» **To do**
Can you print the data exactly and leave out each image?

» **Dataset items**

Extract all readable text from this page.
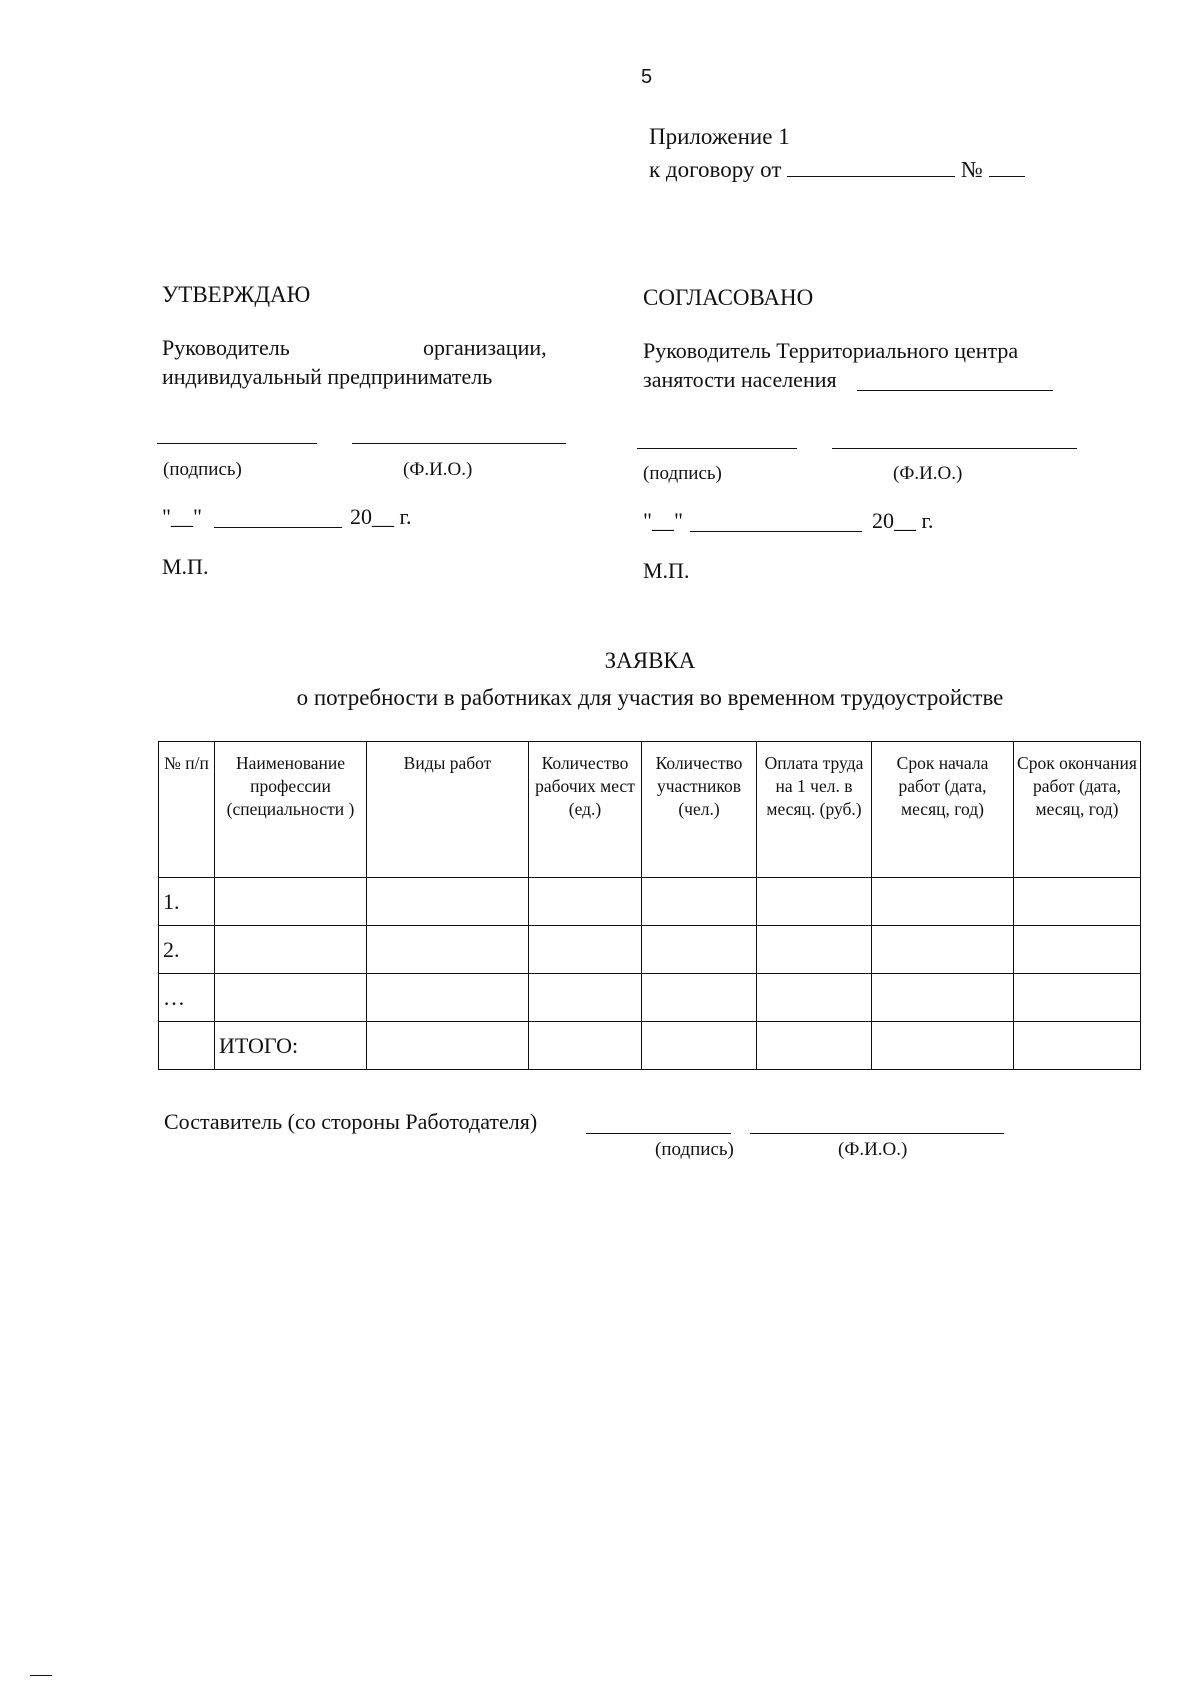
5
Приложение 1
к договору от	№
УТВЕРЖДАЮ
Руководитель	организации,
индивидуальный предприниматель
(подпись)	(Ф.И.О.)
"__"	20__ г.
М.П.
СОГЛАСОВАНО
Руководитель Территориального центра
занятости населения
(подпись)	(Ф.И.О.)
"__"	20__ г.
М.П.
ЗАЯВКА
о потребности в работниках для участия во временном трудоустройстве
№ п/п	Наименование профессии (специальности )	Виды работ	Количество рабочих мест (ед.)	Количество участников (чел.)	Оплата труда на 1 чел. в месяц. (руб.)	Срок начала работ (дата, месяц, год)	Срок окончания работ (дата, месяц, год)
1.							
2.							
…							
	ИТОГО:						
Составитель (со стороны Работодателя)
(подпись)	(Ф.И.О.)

» **Correct response**
Extract all readable text from this page.
5
Приложение 1
к договору от	№
УТВЕРЖДАЮ
Руководитель	организации,
индивидуальный предприниматель
(подпись)	(Ф.И.О.)
"__"	20__ г.
М.П.
СОГЛАСОВАНО
Руководитель Территориального центра
занятости населения
(подпись)	(Ф.И.О.)
"__"	20__ г.
М.П.
ЗАЯВКА
о потребности в работниках для участия во временном трудоустройстве
№ п/п	Наименование профессии (специальности )	Виды работ	Количество рабочих мест (ед.)	Количество участников (чел.)	Оплата труда на 1 чел. в месяц. (руб.)	Срок начала работ (дата, месяц, год)	Срок окончания работ (дата, месяц, год)
1.							
2.							
…							
	ИТОГО:						
Составитель (со стороны Работодателя)
(подпись)	(Ф.И.О.)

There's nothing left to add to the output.